[Dataset excerpts]
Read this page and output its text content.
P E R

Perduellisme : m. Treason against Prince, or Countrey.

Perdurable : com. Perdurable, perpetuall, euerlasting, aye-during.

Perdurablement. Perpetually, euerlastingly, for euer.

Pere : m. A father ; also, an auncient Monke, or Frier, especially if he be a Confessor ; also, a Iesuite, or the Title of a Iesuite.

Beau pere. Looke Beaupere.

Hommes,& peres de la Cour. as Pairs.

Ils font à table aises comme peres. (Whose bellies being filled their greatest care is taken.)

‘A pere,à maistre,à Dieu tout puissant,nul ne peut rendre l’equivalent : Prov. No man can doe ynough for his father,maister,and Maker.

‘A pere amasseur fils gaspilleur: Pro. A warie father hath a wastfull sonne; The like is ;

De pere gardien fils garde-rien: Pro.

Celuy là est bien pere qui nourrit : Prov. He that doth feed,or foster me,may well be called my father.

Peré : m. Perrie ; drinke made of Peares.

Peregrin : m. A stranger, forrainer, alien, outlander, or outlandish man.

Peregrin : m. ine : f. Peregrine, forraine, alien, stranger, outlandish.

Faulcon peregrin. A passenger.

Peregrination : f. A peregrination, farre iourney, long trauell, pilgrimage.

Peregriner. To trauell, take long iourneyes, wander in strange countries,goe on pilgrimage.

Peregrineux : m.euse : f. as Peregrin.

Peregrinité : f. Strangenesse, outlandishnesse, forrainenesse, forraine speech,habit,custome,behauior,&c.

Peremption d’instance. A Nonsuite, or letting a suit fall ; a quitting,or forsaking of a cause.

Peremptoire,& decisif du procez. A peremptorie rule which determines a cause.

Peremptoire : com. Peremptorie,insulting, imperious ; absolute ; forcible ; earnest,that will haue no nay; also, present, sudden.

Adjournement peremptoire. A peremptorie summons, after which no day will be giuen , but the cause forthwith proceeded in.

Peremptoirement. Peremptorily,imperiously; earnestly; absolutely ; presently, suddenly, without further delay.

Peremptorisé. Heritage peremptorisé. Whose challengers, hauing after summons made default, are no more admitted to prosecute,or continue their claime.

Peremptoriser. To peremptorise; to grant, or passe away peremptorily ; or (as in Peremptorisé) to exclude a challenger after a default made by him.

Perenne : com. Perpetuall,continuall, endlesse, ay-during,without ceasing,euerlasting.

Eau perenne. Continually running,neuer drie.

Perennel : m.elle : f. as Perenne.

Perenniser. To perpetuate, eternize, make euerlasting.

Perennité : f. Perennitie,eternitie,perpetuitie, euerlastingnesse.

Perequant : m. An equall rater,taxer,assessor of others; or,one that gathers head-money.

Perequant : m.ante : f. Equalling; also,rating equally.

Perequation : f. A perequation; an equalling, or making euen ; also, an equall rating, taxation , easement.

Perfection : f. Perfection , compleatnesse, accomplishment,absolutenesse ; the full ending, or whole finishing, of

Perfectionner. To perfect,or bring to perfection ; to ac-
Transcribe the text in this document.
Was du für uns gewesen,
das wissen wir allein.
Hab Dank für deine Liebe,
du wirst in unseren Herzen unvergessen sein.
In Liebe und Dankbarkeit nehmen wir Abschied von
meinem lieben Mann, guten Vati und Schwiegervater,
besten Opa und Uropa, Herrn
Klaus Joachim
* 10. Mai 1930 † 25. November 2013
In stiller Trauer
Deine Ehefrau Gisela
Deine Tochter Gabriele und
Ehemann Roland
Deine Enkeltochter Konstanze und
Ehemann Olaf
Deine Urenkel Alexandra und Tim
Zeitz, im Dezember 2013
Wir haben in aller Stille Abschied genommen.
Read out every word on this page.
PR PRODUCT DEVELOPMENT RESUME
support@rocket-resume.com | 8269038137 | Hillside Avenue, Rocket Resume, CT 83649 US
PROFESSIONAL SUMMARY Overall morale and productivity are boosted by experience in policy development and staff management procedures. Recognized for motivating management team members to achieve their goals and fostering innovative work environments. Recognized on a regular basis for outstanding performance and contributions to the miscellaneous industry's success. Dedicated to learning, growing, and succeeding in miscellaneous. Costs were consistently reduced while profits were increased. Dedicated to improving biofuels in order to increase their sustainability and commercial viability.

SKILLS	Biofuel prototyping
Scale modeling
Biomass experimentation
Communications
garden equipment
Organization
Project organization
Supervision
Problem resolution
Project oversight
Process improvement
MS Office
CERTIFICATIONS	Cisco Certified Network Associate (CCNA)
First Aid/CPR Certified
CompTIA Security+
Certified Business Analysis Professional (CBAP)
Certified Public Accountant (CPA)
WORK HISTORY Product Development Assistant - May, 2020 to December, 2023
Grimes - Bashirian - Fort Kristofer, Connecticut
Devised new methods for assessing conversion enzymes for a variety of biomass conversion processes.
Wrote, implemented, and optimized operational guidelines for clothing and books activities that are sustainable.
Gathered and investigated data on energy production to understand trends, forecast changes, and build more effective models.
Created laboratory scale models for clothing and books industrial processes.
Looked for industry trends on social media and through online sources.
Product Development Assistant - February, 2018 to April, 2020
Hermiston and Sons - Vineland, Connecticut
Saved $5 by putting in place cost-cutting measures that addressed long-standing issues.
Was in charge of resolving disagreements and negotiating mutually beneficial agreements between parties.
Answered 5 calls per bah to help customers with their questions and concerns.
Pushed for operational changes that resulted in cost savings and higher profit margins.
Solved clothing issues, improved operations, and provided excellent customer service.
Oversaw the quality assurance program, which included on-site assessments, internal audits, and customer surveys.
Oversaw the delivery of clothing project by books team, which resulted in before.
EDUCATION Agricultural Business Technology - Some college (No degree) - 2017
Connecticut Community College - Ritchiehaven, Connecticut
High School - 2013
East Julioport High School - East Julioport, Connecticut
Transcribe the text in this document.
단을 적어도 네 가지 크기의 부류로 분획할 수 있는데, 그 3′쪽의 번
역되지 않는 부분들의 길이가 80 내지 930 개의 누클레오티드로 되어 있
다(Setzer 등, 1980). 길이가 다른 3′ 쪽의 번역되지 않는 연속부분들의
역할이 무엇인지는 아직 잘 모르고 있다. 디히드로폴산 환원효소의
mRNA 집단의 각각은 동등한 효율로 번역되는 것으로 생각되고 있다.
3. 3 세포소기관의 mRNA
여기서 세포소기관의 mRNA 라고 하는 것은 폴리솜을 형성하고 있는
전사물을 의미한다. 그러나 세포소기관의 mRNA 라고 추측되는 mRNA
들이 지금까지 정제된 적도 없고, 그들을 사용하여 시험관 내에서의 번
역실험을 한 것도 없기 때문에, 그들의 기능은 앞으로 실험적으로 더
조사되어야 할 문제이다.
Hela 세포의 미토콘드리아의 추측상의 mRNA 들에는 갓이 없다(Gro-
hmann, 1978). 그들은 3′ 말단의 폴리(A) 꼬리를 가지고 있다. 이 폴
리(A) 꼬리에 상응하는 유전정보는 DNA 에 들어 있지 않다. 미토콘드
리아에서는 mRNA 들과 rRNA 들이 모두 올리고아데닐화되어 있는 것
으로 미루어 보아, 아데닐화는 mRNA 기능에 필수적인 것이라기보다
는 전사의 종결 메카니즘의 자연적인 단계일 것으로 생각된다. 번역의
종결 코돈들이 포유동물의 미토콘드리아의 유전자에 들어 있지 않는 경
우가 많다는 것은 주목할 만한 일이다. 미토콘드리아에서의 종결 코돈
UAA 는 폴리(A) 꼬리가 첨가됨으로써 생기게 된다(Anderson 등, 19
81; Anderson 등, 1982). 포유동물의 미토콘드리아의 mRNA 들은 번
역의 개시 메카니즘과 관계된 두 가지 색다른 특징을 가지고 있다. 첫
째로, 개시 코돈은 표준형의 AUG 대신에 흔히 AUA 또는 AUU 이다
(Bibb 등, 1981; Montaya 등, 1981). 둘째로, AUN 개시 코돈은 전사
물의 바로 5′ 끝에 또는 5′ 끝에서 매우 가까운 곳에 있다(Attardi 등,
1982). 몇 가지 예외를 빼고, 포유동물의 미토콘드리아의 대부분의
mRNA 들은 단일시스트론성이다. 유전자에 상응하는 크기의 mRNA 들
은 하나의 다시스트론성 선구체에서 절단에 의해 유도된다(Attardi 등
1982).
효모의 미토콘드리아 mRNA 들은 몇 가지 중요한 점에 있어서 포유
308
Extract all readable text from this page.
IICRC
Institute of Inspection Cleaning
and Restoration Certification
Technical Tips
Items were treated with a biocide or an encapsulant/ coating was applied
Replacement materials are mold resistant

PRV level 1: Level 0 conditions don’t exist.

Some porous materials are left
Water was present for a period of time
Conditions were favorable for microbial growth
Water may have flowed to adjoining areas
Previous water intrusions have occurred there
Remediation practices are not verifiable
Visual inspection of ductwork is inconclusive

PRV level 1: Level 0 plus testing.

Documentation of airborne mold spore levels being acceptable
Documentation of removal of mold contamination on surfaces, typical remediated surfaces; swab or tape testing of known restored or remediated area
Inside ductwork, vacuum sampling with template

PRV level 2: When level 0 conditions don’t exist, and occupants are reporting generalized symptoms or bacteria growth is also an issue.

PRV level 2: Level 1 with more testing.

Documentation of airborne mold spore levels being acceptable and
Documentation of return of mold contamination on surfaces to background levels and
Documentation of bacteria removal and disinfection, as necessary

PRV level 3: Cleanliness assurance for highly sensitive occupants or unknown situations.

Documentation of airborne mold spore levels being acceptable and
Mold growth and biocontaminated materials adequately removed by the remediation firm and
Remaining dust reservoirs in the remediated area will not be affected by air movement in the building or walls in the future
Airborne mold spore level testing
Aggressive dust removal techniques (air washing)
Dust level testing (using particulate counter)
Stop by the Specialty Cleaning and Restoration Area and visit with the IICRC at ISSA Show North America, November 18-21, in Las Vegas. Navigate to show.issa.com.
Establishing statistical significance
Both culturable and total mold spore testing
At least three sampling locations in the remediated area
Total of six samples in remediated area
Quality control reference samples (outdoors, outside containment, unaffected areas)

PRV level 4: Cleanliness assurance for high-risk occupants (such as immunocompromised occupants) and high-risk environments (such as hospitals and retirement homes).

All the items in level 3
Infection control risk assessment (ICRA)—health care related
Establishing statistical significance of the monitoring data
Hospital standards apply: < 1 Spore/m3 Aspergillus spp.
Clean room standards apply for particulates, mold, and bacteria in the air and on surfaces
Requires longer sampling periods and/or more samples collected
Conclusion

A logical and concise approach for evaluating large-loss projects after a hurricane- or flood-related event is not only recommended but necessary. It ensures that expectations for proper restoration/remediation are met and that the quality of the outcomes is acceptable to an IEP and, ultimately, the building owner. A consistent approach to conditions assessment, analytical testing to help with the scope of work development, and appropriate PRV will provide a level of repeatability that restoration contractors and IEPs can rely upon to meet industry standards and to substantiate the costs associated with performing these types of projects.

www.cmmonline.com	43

# WHAT THE EXERCISE ASKS
The answer must be every line of the entries that includes the word "this".

# REPLY TO THE EXERCISE
Read this page and output its text content.
Transcribe the text in this document.
Read out every word on this page.
Transcribe the text in this document.
Extract all readable text from this page.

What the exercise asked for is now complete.